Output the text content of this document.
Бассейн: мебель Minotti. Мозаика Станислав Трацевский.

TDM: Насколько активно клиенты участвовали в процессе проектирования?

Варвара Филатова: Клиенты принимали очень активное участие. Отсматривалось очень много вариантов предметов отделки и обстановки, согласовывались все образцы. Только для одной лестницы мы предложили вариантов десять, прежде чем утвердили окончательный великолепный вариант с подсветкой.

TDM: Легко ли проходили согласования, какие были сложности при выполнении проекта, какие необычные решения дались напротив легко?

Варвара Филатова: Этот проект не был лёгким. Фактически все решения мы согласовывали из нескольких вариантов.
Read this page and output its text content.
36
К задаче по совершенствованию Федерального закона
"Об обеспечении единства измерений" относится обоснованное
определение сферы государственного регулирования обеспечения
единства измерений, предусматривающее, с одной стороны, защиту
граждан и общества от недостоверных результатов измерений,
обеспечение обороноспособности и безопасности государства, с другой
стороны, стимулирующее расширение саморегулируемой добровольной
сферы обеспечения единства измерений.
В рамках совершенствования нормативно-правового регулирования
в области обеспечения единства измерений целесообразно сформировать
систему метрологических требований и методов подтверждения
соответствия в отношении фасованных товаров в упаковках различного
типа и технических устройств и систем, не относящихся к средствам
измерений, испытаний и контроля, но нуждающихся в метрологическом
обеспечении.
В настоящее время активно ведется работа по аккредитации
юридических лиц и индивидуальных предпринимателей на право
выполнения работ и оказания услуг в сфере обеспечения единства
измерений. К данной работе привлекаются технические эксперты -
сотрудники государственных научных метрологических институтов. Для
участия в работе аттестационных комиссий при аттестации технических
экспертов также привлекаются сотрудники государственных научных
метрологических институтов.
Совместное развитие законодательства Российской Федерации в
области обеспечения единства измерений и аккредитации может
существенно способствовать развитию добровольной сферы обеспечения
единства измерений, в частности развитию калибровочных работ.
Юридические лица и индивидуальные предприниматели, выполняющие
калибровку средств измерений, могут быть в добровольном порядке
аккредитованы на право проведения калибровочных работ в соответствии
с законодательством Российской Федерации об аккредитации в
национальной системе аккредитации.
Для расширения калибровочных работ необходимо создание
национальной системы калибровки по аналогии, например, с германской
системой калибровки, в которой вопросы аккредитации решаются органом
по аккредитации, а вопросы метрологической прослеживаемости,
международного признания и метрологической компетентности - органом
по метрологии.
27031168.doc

▶ _Aim of the exercise_
Exactly reproduce every record.

▶ _Full answer_
Output the text content of this document.
Бассейн: мебель Minotti. Мозаика Станислав Трацевский.

TDM: Насколько активно клиенты участвовали в процессе проектирования?

Варвара Филатова: Клиенты принимали очень активное участие. Отсматривалось очень много вариантов предметов отделки и обстановки, согласовывались все образцы. Только для одной лестницы мы предложили вариантов десять, прежде чем утвердили окончательный великолепный вариант с подсветкой.

TDM: Легко ли проходили согласования, какие были сложности при выполнении проекта, какие необычные решения дались напротив легко?

Варвара Филатова: Этот проект не был лёгким. Фактически все решения мы согласовывали из нескольких вариантов.
Read this page and output its text content.
36
К задаче по совершенствованию Федерального закона
"Об обеспечении единства измерений" относится обоснованное
определение сферы государственного регулирования обеспечения
единства измерений, предусматривающее, с одной стороны, защиту
граждан и общества от недостоверных результатов измерений,
обеспечение обороноспособности и безопасности государства, с другой
стороны, стимулирующее расширение саморегулируемой добровольной
сферы обеспечения единства измерений.
В рамках совершенствования нормативно-правового регулирования
в области обеспечения единства измерений целесообразно сформировать
систему метрологических требований и методов подтверждения
соответствия в отношении фасованных товаров в упаковках различного
типа и технических устройств и систем, не относящихся к средствам
измерений, испытаний и контроля, но нуждающихся в метрологическом
обеспечении.
В настоящее время активно ведется работа по аккредитации
юридических лиц и индивидуальных предпринимателей на право
выполнения работ и оказания услуг в сфере обеспечения единства
измерений. К данной работе привлекаются технические эксперты -
сотрудники государственных научных метрологических институтов. Для
участия в работе аттестационных комиссий при аттестации технических
экспертов также привлекаются сотрудники государственных научных
метрологических институтов.
Совместное развитие законодательства Российской Федерации в
области обеспечения единства измерений и аккредитации может
существенно способствовать развитию добровольной сферы обеспечения
единства измерений, в частности развитию калибровочных работ.
Юридические лица и индивидуальные предприниматели, выполняющие
калибровку средств измерений, могут быть в добровольном порядке
аккредитованы на право проведения калибровочных работ в соответствии
с законодательством Российской Федерации об аккредитации в
национальной системе аккредитации.
Для расширения калибровочных работ необходимо создание
национальной системы калибровки по аналогии, например, с германской
системой калибровки, в которой вопросы аккредитации решаются органом
по аккредитации, а вопросы метрологической прослеживаемости,
международного признания и метрологической компетентности - органом
по метрологии.
27031168.doc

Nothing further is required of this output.